- _TEXT BLOCK_:
3D real-time positioning for autonomous navigation using a nine-point landmark

The objective of this paper is to propose a new monocular-vision strategy for real-time positioning applications. This is an important aspect whose solution is still necessary in many autonomous landmark-based navigation systems that run in non-controlled environments. The method is based on the analysis of the properties of the projected image of a single pattern consisting of eight small dots belonging to the vertices of an octagon and one more dot in the centre of it. The paper discusses how the pose is calculated by using the parameters of the ellipse that best fits the dots of the pattern and the relative position of the dots in it. The first part of this document provides a qualitative comparison with regard to other similar approaches. The method presented here has several notable properties. Firstly, the pattern can be easily recognized in the image and, more importantly, works under occlusion and noise circumstances. Secondly, it is capable of working in real-time conditions and deals with ranges of 30-700 cm. Finally, the method can be used on different applications (mobile robots and augmented reality systems) and yields better accuracy than others. An extensive report on experiments conducted in real situations is shown at the end of the paper. In order to make our method more compelling, an experimental comparison under occlusion and noise conditions is also made with one of the most widely used pose solutions, the ARToolkit method. (C) 2011 Elsevier Ltd. All rights reserved.

- _DATASET CONTENT_:
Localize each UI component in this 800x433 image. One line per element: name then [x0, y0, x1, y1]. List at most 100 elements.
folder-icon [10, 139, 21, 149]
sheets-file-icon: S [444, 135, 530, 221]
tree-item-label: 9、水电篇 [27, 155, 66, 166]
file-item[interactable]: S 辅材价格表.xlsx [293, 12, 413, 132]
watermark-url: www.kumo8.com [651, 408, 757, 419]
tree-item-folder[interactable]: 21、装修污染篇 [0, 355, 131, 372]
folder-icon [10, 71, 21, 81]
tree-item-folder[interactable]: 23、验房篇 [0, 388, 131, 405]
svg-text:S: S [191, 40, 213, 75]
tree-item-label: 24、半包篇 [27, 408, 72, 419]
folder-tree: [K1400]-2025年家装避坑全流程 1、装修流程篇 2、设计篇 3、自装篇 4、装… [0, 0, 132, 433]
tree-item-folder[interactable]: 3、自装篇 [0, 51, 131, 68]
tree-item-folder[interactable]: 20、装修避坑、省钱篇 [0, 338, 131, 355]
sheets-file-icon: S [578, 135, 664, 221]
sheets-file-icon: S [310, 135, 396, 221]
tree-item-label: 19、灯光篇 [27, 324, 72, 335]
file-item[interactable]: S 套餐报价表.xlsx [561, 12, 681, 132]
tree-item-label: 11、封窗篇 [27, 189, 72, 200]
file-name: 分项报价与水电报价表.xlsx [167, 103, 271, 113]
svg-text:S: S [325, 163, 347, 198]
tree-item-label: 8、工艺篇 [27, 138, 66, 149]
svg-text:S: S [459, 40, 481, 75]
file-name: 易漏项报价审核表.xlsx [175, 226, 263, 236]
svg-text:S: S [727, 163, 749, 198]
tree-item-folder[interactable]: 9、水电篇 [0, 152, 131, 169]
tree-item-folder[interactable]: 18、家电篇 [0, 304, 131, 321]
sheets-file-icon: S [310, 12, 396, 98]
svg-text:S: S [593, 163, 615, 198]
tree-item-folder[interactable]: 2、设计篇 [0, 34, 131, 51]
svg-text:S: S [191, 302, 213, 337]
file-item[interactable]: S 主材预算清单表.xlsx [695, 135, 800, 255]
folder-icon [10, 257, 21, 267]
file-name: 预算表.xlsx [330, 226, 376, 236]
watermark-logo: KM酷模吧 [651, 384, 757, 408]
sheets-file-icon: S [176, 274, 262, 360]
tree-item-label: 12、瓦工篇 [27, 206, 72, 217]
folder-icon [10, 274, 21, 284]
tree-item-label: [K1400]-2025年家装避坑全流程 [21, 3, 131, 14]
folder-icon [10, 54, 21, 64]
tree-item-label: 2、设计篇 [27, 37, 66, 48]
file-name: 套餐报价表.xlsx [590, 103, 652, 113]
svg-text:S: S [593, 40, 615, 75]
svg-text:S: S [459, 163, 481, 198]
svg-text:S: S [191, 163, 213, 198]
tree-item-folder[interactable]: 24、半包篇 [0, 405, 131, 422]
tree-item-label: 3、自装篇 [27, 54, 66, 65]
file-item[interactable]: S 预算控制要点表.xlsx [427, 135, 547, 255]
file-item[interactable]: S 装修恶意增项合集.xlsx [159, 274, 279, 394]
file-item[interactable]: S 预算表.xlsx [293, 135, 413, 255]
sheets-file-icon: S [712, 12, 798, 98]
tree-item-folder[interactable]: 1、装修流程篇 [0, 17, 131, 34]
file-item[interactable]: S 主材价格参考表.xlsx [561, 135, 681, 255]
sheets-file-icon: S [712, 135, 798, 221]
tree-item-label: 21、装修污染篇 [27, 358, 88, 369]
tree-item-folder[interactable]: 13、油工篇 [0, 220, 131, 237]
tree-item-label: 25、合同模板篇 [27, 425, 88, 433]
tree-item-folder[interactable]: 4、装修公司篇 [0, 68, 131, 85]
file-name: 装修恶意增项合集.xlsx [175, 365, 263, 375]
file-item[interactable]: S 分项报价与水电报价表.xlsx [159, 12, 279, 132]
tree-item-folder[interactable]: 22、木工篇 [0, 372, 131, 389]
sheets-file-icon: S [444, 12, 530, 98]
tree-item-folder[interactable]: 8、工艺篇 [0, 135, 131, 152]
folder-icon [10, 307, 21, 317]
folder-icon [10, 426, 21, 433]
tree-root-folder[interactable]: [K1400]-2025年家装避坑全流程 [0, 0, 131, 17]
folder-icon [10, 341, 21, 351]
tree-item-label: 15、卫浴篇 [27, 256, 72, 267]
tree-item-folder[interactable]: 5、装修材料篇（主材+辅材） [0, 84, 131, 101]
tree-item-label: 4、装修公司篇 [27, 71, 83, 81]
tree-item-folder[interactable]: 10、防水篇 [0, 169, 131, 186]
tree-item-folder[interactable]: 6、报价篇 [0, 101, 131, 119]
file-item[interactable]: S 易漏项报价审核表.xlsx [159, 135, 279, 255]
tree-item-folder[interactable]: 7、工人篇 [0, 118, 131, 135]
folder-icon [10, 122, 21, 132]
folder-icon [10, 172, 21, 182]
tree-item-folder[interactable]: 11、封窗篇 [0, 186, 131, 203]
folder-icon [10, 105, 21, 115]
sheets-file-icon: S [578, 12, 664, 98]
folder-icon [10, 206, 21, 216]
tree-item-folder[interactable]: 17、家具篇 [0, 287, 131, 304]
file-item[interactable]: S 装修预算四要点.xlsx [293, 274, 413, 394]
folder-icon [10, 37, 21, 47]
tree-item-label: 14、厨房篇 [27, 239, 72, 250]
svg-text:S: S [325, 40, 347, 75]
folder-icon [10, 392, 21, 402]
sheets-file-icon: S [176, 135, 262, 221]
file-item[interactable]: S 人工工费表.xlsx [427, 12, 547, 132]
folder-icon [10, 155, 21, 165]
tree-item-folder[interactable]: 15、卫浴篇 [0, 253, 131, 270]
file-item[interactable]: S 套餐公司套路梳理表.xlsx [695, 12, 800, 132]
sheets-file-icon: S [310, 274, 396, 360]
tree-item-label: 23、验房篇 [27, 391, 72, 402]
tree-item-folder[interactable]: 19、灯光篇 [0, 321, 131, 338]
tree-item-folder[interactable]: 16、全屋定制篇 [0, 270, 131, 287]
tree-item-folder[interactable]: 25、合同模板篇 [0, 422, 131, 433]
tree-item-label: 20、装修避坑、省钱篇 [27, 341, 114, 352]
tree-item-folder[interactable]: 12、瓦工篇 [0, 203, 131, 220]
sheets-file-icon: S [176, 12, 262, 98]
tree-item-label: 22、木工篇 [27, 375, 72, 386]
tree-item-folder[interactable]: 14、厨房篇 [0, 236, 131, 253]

- _INSTRUCTIONS_:
(a) Extract the abstract on nine-point landmark positioning word for word, in full.
(b) Copy the records word for word, beginning at their first line and stopping after the line that contains "file-name: 预算表.xlsx [330, 226, 376, 236]".

- _FINAL ANSWERS_:
(a)
3D real-time positioning for autonomous navigation using a nine-point landmark

The objective of this paper is to propose a new monocular-vision strategy for real-time positioning applications. This is an important aspect whose solution is still necessary in many autonomous landmark-based navigation systems that run in non-controlled environments. The method is based on the analysis of the properties of the projected image of a single pattern consisting of eight small dots belonging to the vertices of an octagon and one more dot in the centre of it. The paper discusses how the pose is calculated by using the parameters of the ellipse that best fits the dots of the pattern and the relative position of the dots in it. The first part of this document provides a qualitative comparison with regard to other similar approaches. The method presented here has several notable properties. Firstly, the pattern can be easily recognized in the image and, more importantly, works under occlusion and noise circumstances. Secondly, it is capable of working in real-time conditions and deals with ranges of 30-700 cm. Finally, the method can be used on different applications (mobile robots and augmented reality systems) and yields better accuracy than others. An extensive report on experiments conducted in real situations is shown at the end of the paper. In order to make our method more compelling, an experimental comparison under occlusion and noise conditions is also made with one of the most widely used pose solutions, the ARToolkit method. (C) 2011 Elsevier Ltd. All rights reserved.

(b)
Localize each UI component in this 800x433 image. One line per element: name then [x0, y0, x1, y1]. List at most 100 elements.
folder-icon [10, 139, 21, 149]
sheets-file-icon: S [444, 135, 530, 221]
tree-item-label: 9、水电篇 [27, 155, 66, 166]
file-item[interactable]: S 辅材价格表.xlsx [293, 12, 413, 132]
watermark-url: www.kumo8.com [651, 408, 757, 419]
tree-item-folder[interactable]: 21、装修污染篇 [0, 355, 131, 372]
folder-icon [10, 71, 21, 81]
tree-item-folder[interactable]: 23、验房篇 [0, 388, 131, 405]
svg-text:S: S [191, 40, 213, 75]
tree-item-label: 24、半包篇 [27, 408, 72, 419]
folder-tree: [K1400]-2025年家装避坑全流程 1、装修流程篇 2、设计篇 3、自装篇 4、装… [0, 0, 132, 433]
tree-item-folder[interactable]: 3、自装篇 [0, 51, 131, 68]
tree-item-folder[interactable]: 20、装修避坑、省钱篇 [0, 338, 131, 355]
sheets-file-icon: S [578, 135, 664, 221]
sheets-file-icon: S [310, 135, 396, 221]
tree-item-label: 19、灯光篇 [27, 324, 72, 335]
file-item[interactable]: S 套餐报价表.xlsx [561, 12, 681, 132]
tree-item-label: 11、封窗篇 [27, 189, 72, 200]
file-name: 分项报价与水电报价表.xlsx [167, 103, 271, 113]
svg-text:S: S [325, 163, 347, 198]
tree-item-label: 8、工艺篇 [27, 138, 66, 149]
svg-text:S: S [459, 40, 481, 75]
file-name: 易漏项报价审核表.xlsx [175, 226, 263, 236]
svg-text:S: S [727, 163, 749, 198]
tree-item-folder[interactable]: 9、水电篇 [0, 152, 131, 169]
tree-item-folder[interactable]: 18、家电篇 [0, 304, 131, 321]
sheets-file-icon: S [310, 12, 396, 98]
svg-text:S: S [593, 163, 615, 198]
tree-item-folder[interactable]: 2、设计篇 [0, 34, 131, 51]
svg-text:S: S [191, 302, 213, 337]
file-item[interactable]: S 主材预算清单表.xlsx [695, 135, 800, 255]
folder-icon [10, 257, 21, 267]
file-name: 预算表.xlsx [330, 226, 376, 236]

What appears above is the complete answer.